**Objective**
Read the records below. Copy each line where the string "Вибір" occurs.

**Data provided**
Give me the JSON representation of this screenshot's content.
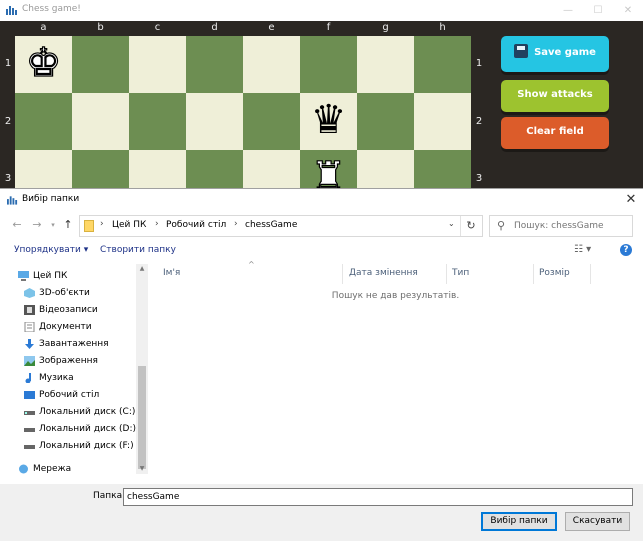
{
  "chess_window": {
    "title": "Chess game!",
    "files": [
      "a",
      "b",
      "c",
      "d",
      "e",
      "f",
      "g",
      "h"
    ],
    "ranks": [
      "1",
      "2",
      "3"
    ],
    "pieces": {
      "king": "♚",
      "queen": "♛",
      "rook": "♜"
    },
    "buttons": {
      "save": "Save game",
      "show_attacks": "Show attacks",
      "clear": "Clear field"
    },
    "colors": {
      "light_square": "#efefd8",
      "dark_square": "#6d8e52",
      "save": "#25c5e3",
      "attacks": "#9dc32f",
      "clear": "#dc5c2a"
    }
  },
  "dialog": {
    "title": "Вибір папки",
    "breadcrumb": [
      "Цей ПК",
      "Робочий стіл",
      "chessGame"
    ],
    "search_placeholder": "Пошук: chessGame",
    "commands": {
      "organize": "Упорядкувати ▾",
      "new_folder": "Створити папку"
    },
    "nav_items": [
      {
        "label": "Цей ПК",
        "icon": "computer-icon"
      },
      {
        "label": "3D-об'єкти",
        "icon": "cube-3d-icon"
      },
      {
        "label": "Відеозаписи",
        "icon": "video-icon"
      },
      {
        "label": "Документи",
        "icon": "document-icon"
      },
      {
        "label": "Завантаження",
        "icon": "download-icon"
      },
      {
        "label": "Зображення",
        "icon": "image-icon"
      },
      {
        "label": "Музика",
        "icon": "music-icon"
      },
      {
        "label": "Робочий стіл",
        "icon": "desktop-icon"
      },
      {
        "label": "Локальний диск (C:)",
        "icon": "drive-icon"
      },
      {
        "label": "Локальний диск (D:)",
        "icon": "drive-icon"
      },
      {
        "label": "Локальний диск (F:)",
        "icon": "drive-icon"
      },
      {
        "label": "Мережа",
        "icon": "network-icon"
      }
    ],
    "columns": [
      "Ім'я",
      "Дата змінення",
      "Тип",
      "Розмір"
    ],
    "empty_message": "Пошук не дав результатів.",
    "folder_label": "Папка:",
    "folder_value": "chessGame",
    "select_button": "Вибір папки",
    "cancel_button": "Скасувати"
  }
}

**Final result**
    "title": "Вибір папки",
    "select_button": "Вибір папки",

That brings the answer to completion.